## WHAT THE EXERCISE ASKS
Once the pictures are set aside, transcribe the remaining data exactly.

## ENTRIES
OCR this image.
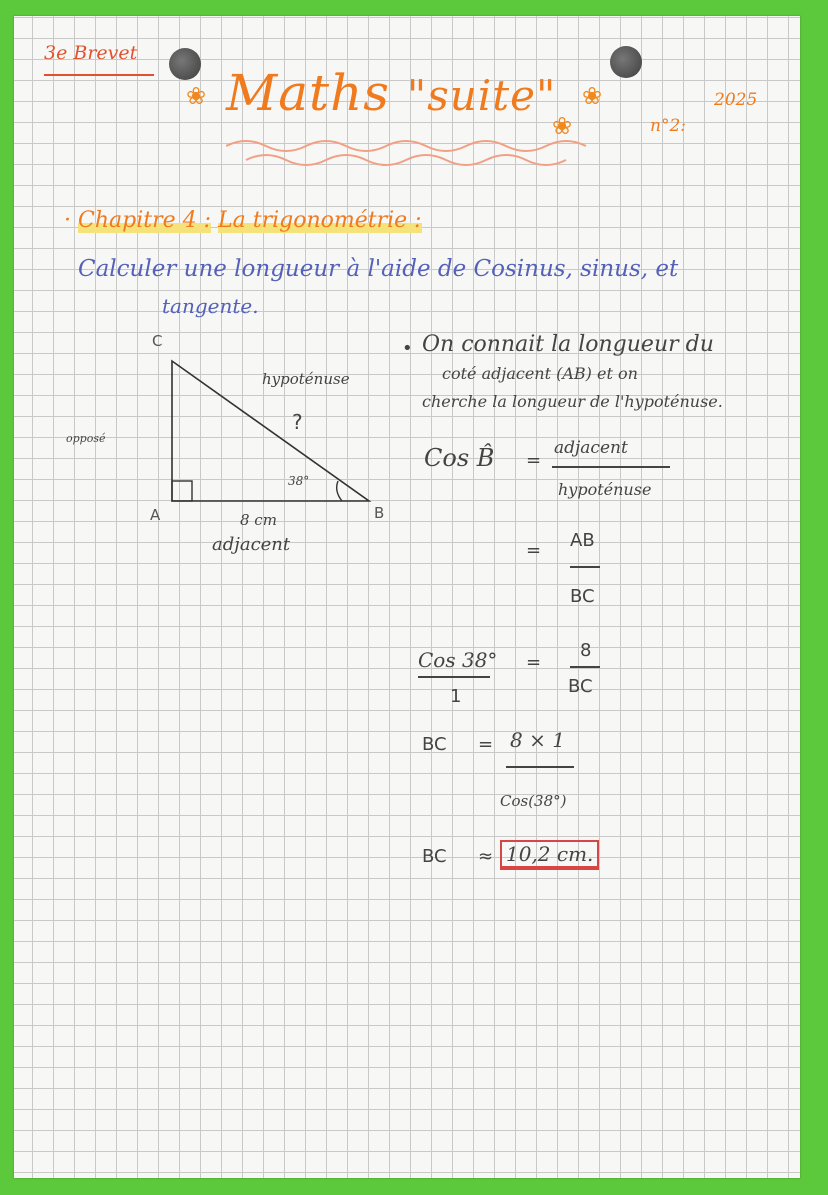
3e Brevet
❀ Maths "suite"
❀
❀
n°2:
2025
· Chapitre 4 : La trigonométrie :
Calculer une longueur à l'aide de Cosinus, sinus, et
tangente.
C
A	B
hypoténuse
?
38°
8 cm
adjacent
opposé
• On connait la longueur du
coté adjacent (AB) et on
cherche la longueur de l'hypoténuse.
Cos B̂ =
adjacent
hypoténuse
= AB
BC
Cos 38°
1
=
8
BC
BC = 8 × 1
Cos(38°)
BC ≈ 10,2 cm.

## EXPECTED ANSWER
OCR this image.
3e Brevet
❀ Maths "suite"
❀
❀
n°2:
2025
· Chapitre 4 : La trigonométrie :
Calculer une longueur à l'aide de Cosinus, sinus, et
tangente.
C
A	B
hypoténuse
?
38°
8 cm
adjacent
opposé
• On connait la longueur du
coté adjacent (AB) et on
cherche la longueur de l'hypoténuse.
Cos B̂ =
adjacent
hypoténuse
= AB
BC
Cos 38°
1
=
8
BC
BC = 8 × 1
Cos(38°)
BC ≈ 10,2 cm.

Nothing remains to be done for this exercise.